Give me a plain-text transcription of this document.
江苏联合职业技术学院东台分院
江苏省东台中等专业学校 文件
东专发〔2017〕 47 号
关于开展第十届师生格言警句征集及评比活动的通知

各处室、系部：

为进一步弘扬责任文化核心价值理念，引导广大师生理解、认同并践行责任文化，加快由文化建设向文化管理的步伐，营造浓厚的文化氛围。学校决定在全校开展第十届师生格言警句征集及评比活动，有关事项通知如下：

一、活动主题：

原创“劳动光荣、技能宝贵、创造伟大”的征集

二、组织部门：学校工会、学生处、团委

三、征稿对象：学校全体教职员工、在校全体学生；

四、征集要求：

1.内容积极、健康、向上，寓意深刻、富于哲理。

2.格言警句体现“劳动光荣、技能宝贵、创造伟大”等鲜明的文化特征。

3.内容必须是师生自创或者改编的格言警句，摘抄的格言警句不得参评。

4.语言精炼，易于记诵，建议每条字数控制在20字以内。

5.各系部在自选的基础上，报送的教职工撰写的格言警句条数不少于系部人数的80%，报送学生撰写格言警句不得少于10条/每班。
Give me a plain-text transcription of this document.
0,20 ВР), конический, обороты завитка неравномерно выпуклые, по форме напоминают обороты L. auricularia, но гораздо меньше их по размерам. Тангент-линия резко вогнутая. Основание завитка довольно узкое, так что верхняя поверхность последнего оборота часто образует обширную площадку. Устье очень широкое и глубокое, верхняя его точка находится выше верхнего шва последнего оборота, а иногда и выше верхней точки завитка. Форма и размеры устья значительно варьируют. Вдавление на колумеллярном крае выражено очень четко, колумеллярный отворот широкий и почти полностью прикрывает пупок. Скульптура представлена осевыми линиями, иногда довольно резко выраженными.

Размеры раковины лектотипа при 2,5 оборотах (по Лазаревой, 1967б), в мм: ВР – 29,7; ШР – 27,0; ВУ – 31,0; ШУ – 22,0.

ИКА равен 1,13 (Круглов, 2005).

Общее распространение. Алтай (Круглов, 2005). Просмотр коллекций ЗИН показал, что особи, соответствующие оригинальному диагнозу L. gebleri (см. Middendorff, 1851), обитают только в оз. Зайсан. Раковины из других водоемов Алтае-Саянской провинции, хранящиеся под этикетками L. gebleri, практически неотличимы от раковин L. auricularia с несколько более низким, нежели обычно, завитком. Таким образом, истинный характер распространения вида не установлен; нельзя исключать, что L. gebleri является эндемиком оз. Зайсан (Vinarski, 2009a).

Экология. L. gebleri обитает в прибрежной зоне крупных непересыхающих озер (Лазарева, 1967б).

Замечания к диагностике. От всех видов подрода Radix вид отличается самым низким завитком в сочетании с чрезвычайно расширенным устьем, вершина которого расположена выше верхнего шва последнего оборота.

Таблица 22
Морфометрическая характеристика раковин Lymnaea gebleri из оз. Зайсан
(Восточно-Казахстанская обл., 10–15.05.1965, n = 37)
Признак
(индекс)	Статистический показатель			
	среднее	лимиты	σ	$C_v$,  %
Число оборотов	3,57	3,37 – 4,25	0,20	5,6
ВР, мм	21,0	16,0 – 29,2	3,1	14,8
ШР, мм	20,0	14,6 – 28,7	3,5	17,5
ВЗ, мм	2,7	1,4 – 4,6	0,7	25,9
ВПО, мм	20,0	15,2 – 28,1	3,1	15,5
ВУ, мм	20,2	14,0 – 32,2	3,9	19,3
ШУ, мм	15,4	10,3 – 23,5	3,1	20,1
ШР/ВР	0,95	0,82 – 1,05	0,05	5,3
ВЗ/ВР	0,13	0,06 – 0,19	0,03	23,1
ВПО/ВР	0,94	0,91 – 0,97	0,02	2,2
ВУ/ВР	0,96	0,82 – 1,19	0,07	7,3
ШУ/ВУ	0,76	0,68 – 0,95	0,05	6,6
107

**WORK REQUIRED**
Return all the data above once more, precisely as given.

**WORKED SOLUTION**
Give me a plain-text transcription of this document.
江苏联合职业技术学院东台分院
江苏省东台中等专业学校 文件
东专发〔2017〕 47 号
关于开展第十届师生格言警句征集及评比活动的通知

各处室、系部：

为进一步弘扬责任文化核心价值理念，引导广大师生理解、认同并践行责任文化，加快由文化建设向文化管理的步伐，营造浓厚的文化氛围。学校决定在全校开展第十届师生格言警句征集及评比活动，有关事项通知如下：

一、活动主题：

原创“劳动光荣、技能宝贵、创造伟大”的征集

二、组织部门：学校工会、学生处、团委

三、征稿对象：学校全体教职员工、在校全体学生；

四、征集要求：

1.内容积极、健康、向上，寓意深刻、富于哲理。

2.格言警句体现“劳动光荣、技能宝贵、创造伟大”等鲜明的文化特征。

3.内容必须是师生自创或者改编的格言警句，摘抄的格言警句不得参评。

4.语言精炼，易于记诵，建议每条字数控制在20字以内。

5.各系部在自选的基础上，报送的教职工撰写的格言警句条数不少于系部人数的80%，报送学生撰写格言警句不得少于10条/每班。
Give me a plain-text transcription of this document.
0,20 ВР), конический, обороты завитка неравномерно выпуклые, по форме напоминают обороты L. auricularia, но гораздо меньше их по размерам. Тангент-линия резко вогнутая. Основание завитка довольно узкое, так что верхняя поверхность последнего оборота часто образует обширную площадку. Устье очень широкое и глубокое, верхняя его точка находится выше верхнего шва последнего оборота, а иногда и выше верхней точки завитка. Форма и размеры устья значительно варьируют. Вдавление на колумеллярном крае выражено очень четко, колумеллярный отворот широкий и почти полностью прикрывает пупок. Скульптура представлена осевыми линиями, иногда довольно резко выраженными.

Размеры раковины лектотипа при 2,5 оборотах (по Лазаревой, 1967б), в мм: ВР – 29,7; ШР – 27,0; ВУ – 31,0; ШУ – 22,0.

ИКА равен 1,13 (Круглов, 2005).

Общее распространение. Алтай (Круглов, 2005). Просмотр коллекций ЗИН показал, что особи, соответствующие оригинальному диагнозу L. gebleri (см. Middendorff, 1851), обитают только в оз. Зайсан. Раковины из других водоемов Алтае-Саянской провинции, хранящиеся под этикетками L. gebleri, практически неотличимы от раковин L. auricularia с несколько более низким, нежели обычно, завитком. Таким образом, истинный характер распространения вида не установлен; нельзя исключать, что L. gebleri является эндемиком оз. Зайсан (Vinarski, 2009a).

Экология. L. gebleri обитает в прибрежной зоне крупных непересыхающих озер (Лазарева, 1967б).

Замечания к диагностике. От всех видов подрода Radix вид отличается самым низким завитком в сочетании с чрезвычайно расширенным устьем, вершина которого расположена выше верхнего шва последнего оборота.

Таблица 22
Морфометрическая характеристика раковин Lymnaea gebleri из оз. Зайсан
(Восточно-Казахстанская обл., 10–15.05.1965, n = 37)
Признак
(индекс)	Статистический показатель			
	среднее	лимиты	σ	$C_v$,  %
Число оборотов	3,57	3,37 – 4,25	0,20	5,6
ВР, мм	21,0	16,0 – 29,2	3,1	14,8
ШР, мм	20,0	14,6 – 28,7	3,5	17,5
ВЗ, мм	2,7	1,4 – 4,6	0,7	25,9
ВПО, мм	20,0	15,2 – 28,1	3,1	15,5
ВУ, мм	20,2	14,0 – 32,2	3,9	19,3
ШУ, мм	15,4	10,3 – 23,5	3,1	20,1
ШР/ВР	0,95	0,82 – 1,05	0,05	5,3
ВЗ/ВР	0,13	0,06 – 0,19	0,03	23,1
ВПО/ВР	0,94	0,91 – 0,97	0,02	2,2
ВУ/ВР	0,96	0,82 – 1,19	0,07	7,3
ШУ/ВУ	0,76	0,68 – 0,95	0,05	6,6
107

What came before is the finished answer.